━━━━━ Supplied material ━━━━━
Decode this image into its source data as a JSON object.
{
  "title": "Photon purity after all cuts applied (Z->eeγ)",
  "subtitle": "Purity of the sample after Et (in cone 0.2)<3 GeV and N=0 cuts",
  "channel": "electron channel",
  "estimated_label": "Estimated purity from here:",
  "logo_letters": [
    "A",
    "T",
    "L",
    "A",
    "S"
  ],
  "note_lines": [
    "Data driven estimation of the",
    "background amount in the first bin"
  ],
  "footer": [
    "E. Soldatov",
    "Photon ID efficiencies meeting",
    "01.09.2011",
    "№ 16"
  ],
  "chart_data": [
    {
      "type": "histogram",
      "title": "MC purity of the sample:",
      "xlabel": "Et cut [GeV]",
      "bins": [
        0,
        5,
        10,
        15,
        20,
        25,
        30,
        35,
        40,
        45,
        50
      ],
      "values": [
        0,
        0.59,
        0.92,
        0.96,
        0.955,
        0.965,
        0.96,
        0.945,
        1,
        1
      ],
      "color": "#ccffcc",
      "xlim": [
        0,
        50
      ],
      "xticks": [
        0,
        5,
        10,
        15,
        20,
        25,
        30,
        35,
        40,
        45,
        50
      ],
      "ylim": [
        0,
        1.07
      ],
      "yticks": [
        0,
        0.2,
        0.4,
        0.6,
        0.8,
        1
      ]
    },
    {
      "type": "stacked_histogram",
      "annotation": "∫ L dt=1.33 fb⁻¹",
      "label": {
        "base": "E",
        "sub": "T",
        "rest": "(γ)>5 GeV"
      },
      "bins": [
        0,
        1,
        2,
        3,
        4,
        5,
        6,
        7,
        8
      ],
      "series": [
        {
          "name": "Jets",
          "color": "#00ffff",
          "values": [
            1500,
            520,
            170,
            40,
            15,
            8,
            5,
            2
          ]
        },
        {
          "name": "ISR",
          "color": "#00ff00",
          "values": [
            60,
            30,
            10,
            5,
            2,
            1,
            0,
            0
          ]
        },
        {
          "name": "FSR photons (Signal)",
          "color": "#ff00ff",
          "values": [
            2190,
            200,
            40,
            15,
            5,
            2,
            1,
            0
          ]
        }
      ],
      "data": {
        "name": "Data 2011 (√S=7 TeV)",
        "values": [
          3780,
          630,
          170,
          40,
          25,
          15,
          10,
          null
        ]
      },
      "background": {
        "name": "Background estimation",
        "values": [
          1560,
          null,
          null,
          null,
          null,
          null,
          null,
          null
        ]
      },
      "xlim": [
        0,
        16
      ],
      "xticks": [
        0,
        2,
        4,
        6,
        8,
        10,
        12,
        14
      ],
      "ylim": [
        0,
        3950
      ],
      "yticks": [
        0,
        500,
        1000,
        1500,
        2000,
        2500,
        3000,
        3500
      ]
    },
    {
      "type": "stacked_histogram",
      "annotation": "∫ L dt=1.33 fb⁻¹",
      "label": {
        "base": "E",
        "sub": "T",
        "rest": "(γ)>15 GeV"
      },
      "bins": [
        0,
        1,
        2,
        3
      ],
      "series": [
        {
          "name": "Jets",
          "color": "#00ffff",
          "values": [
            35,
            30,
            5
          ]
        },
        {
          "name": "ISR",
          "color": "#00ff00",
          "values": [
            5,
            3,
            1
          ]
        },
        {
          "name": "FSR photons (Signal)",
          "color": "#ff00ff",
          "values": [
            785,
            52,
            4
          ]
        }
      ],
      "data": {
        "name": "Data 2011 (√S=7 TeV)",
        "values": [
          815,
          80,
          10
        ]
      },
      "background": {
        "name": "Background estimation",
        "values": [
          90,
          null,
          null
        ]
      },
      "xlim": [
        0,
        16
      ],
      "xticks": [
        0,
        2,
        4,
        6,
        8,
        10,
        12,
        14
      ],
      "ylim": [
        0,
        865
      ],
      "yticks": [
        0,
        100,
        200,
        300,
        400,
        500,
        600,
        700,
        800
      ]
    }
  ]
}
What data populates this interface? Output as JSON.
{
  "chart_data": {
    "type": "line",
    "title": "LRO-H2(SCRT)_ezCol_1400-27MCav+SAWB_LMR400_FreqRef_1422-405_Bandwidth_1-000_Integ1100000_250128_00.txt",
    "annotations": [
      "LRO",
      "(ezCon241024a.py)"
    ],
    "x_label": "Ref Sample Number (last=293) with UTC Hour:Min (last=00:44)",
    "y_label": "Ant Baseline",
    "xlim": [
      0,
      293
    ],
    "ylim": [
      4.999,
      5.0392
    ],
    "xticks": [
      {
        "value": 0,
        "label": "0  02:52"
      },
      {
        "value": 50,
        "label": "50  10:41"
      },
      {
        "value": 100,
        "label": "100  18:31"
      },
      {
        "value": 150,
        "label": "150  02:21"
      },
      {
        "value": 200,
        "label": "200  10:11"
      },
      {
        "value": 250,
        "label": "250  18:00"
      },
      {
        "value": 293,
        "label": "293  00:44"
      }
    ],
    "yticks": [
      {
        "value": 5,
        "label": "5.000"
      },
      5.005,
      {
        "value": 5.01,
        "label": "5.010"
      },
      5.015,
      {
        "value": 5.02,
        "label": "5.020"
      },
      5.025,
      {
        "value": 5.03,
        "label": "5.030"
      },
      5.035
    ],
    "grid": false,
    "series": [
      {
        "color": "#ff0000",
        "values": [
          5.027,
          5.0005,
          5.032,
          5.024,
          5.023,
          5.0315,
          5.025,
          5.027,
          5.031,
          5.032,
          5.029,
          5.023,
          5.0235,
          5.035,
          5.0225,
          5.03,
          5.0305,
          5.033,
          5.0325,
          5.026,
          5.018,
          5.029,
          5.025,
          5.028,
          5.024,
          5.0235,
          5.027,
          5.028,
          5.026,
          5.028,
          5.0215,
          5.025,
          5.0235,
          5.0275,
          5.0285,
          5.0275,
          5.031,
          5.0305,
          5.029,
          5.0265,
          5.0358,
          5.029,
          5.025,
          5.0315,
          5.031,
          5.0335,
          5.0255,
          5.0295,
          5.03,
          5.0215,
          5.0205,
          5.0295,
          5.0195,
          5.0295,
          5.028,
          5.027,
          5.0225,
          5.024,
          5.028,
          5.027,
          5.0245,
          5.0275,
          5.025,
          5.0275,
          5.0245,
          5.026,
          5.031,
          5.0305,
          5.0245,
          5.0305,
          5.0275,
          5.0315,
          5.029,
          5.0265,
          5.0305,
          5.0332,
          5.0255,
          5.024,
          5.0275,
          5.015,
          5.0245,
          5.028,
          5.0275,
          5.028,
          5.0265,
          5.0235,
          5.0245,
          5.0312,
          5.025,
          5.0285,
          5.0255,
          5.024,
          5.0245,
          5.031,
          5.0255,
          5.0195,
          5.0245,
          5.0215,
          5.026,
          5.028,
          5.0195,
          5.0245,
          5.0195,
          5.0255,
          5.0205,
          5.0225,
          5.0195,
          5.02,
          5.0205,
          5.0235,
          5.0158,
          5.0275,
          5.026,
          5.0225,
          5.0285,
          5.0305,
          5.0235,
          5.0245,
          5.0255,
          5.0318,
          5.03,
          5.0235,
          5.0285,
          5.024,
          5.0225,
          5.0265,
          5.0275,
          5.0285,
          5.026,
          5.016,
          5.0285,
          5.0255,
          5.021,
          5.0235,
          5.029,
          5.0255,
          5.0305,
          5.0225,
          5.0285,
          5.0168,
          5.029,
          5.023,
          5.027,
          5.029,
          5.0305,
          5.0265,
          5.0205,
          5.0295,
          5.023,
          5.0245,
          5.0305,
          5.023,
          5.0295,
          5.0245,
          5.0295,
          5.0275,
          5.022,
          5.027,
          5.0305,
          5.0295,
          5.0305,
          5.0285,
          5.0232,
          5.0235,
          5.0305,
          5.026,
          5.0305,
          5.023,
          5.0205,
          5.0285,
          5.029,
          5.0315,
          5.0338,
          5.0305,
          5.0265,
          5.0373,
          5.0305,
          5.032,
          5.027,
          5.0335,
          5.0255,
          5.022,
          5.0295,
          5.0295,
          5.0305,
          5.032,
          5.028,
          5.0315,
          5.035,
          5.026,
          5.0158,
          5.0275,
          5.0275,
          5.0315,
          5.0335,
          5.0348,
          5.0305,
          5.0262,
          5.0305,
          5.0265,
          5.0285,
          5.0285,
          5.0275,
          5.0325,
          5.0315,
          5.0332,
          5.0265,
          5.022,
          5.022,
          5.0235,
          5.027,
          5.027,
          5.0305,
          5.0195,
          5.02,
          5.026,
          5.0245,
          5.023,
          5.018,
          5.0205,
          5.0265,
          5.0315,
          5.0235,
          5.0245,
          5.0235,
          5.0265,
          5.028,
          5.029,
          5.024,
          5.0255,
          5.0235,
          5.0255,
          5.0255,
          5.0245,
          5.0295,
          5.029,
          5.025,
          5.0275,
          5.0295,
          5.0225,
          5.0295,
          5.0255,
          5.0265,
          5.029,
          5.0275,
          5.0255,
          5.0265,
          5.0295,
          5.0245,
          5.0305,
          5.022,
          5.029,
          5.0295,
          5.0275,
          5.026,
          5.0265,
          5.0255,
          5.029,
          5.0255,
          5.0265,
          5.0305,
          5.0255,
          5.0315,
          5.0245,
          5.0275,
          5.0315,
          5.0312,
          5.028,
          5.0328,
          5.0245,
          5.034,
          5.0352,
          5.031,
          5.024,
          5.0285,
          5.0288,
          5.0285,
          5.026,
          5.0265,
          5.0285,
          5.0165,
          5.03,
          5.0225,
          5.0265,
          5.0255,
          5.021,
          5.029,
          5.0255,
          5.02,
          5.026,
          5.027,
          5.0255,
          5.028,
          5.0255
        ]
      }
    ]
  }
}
━━━━━
Problem description:
Write only the number of lines in the records that include the word "this".

Complete output:
2